## Data to use
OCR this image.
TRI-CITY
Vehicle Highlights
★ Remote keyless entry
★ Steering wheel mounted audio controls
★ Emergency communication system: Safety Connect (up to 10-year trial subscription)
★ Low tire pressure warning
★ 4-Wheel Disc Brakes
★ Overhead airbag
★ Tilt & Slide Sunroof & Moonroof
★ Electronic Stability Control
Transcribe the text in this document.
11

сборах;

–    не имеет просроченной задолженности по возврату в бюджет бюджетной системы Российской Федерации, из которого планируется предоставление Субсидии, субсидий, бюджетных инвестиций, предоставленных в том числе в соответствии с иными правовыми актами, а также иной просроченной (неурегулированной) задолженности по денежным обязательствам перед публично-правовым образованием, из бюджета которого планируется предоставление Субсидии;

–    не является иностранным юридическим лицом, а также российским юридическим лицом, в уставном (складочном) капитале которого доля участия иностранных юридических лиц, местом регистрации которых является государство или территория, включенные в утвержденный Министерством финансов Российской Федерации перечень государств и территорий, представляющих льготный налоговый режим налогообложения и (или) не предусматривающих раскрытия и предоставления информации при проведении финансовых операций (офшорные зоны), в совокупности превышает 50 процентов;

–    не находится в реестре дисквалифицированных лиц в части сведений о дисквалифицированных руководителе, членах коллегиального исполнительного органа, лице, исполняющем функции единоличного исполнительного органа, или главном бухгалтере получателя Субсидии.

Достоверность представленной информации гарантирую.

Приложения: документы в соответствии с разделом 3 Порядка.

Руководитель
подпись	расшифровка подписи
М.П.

## Problem to work on
Exactly how many lines of the material contain the word "Субсидии"? Write the number alone.

## Solution to the exercise
2